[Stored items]

---

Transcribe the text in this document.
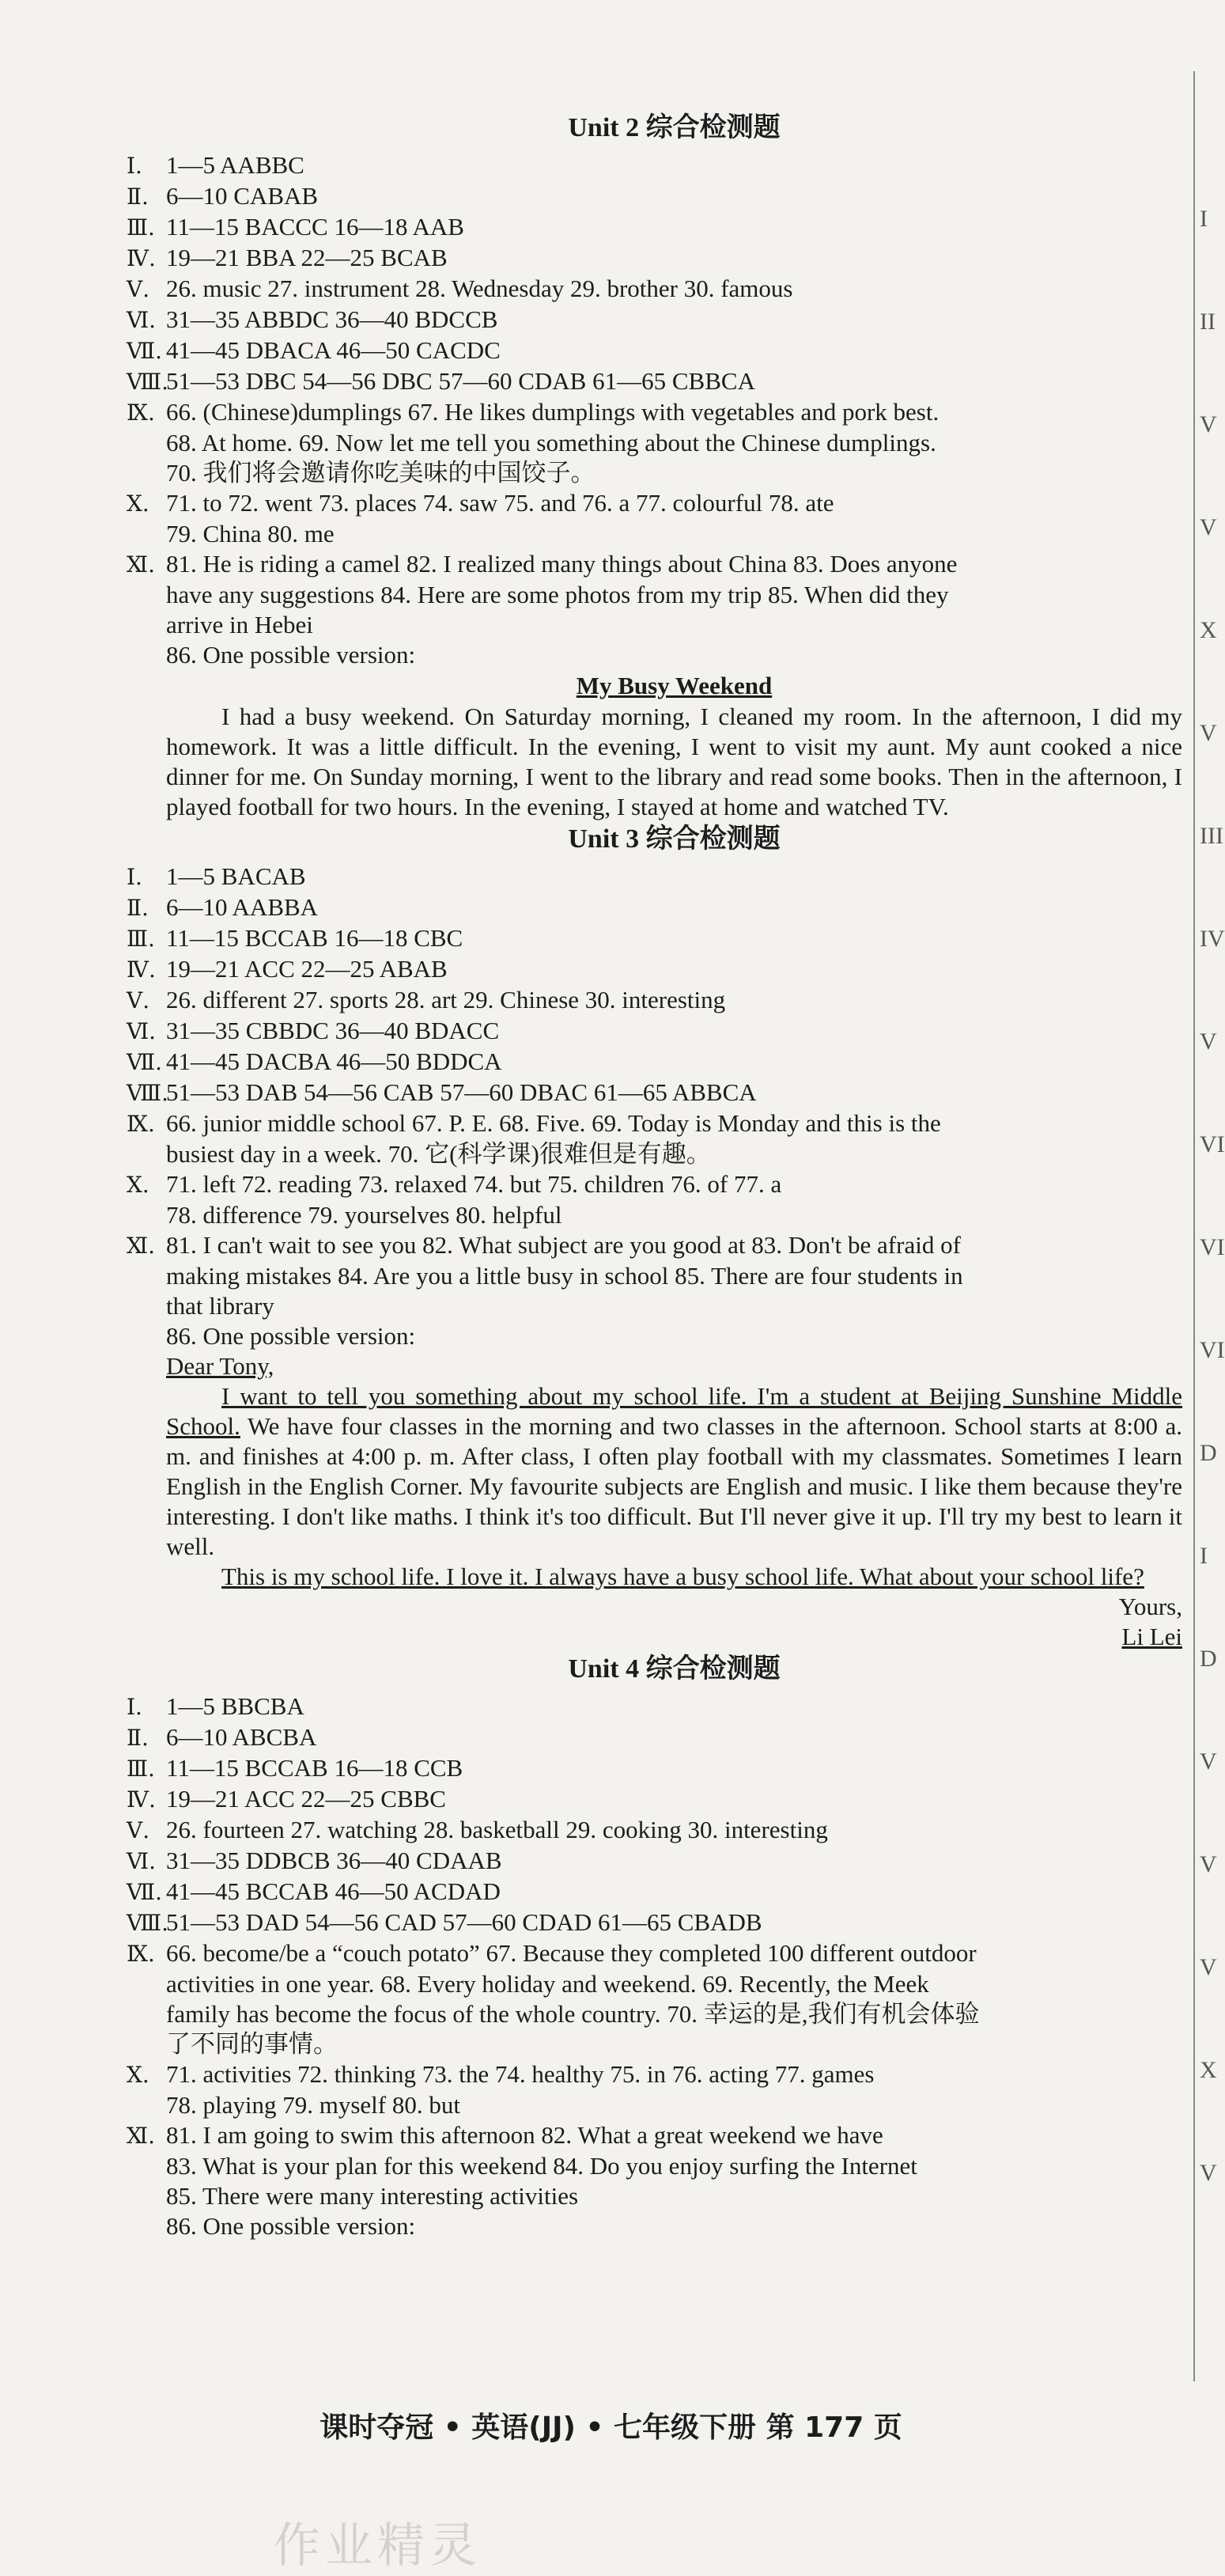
I
II
V
V
X
V
III
IV
V
VI
VI
VI
D
I
D
V
V
V
X
V
Unit 2 综合检测题
Ⅰ. 1—5 AABBC
Ⅱ. 6—10 CABAB
Ⅲ. 11—15 BACCC 16—18 AAB
Ⅳ. 19—21 BBA 22—25 BCAB
Ⅴ. 26. music 27. instrument 28. Wednesday 29. brother 30. famous
Ⅵ. 31—35 ABBDC 36—40 BDCCB
Ⅶ. 41—45 DBACA 46—50 CACDC
Ⅷ.51—53 DBC 54—56 DBC 57—60 CDAB 61—65 CBBCA
Ⅸ. 66. (Chinese)dumplings 67. He likes dumplings with vegetables and pork best.
68. At home. 69. Now let me tell you something about the Chinese dumplings.
70. 我们将会邀请你吃美味的中国饺子。
Ⅹ. 71. to 72. went 73. places 74. saw 75. and 76. a 77. colourful 78. ate
79. China 80. me
Ⅺ. 81. He is riding a camel 82. I realized many things about China 83. Does anyone
have any suggestions 84. Here are some photos from my trip 85. When did they
arrive in Hebei
86. One possible version:
My Busy Weekend
I had a busy weekend. On Saturday morning, I cleaned my room. In the afternoon, I did my homework. It was a little difficult. In the evening, I went to visit my aunt. My aunt cooked a nice dinner for me. On Sunday morning, I went to the library and read some books. Then in the afternoon, I played football for two hours. In the evening, I stayed at home and watched TV.
Unit 3 综合检测题
Ⅰ. 1—5 BACAB
Ⅱ. 6—10 AABBA
Ⅲ. 11—15 BCCAB 16—18 CBC
Ⅳ. 19—21 ACC 22—25 ABAB
Ⅴ. 26. different 27. sports 28. art 29. Chinese 30. interesting
Ⅵ. 31—35 CBBDC 36—40 BDACC
Ⅶ. 41—45 DACBA 46—50 BDDCA
Ⅷ.51—53 DAB 54—56 CAB 57—60 DBAC 61—65 ABBCA
Ⅸ. 66. junior middle school 67. P. E. 68. Five. 69. Today is Monday and this is the
busiest day in a week. 70. 它(科学课)很难但是有趣。
Ⅹ. 71. left 72. reading 73. relaxed 74. but 75. children 76. of 77. a
78. difference 79. yourselves 80. helpful
Ⅺ. 81. I can't wait to see you 82. What subject are you good at 83. Don't be afraid of
making mistakes 84. Are you a little busy in school 85. There are four students in
that library
86. One possible version:
Dear Tony,
I want to tell you something about my school life. I'm a student at Beijing Sunshine Middle School. We have four classes in the morning and two classes in the afternoon. School starts at 8:00 a. m. and finishes at 4:00 p. m. After class, I often play football with my classmates. Sometimes I learn English in the English Corner. My favourite subjects are English and music. I like them because they're interesting. I don't like maths. I think it's too difficult. But I'll never give it up. I'll try my best to learn it well.
This is my school life. I love it. I always have a busy school life. What about your school life?
Yours,
Li Lei
Unit 4 综合检测题
Ⅰ. 1—5 BBCBA
Ⅱ. 6—10 ABCBA
Ⅲ. 11—15 BCCAB 16—18 CCB
Ⅳ. 19—21 ACC 22—25 CBBC
Ⅴ. 26. fourteen 27. watching 28. basketball 29. cooking 30. interesting
Ⅵ. 31—35 DDBCB 36—40 CDAAB
Ⅶ. 41—45 BCCAB 46—50 ACDAD
Ⅷ.51—53 DAD 54—56 CAD 57—60 CDAD 61—65 CBADB
Ⅸ. 66. become/be a “couch potato” 67. Because they completed 100 different outdoor
activities in one year. 68. Every holiday and weekend. 69. Recently, the Meek
family has become the focus of the whole country. 70. 幸运的是,我们有机会体验
了不同的事情。
Ⅹ. 71. activities 72. thinking 73. the 74. healthy 75. in 76. acting 77. games
78. playing 79. myself 80. but
Ⅺ. 81. I am going to swim this afternoon 82. What a great weekend we have
83. What is your plan for this weekend 84. Do you enjoy surfing the Internet
85. There were many interesting activities
86. One possible version:
课时夺冠 • 英语(JJ) • 七年级下册 第 177 页
作业精灵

---

Only lines that contain the word "morning" are wanted; copy each of them.

▸ Written answer:
I had a busy weekend. On Saturday morning, I cleaned my room. In the afternoon, I did my homework. It was a little difficult. In the evening, I went to visit my aunt. My aunt cooked a nice dinner for me. On Sunday morning, I went to the library and read some books. Then in the afternoon, I played football for two hours. In the evening, I stayed at home and watched TV.
I want to tell you something about my school life. I'm a student at Beijing Sunshine Middle School. We have four classes in the morning and two classes in the afternoon. School starts at 8:00 a. m. and finishes at 4:00 p. m. After class, I often play football with my classmates. Sometimes I learn English in the English Corner. My favourite subjects are English and music. I like them because they're interesting. I don't like maths. I think it's too difficult. But I'll never give it up. I'll try my best to learn it well.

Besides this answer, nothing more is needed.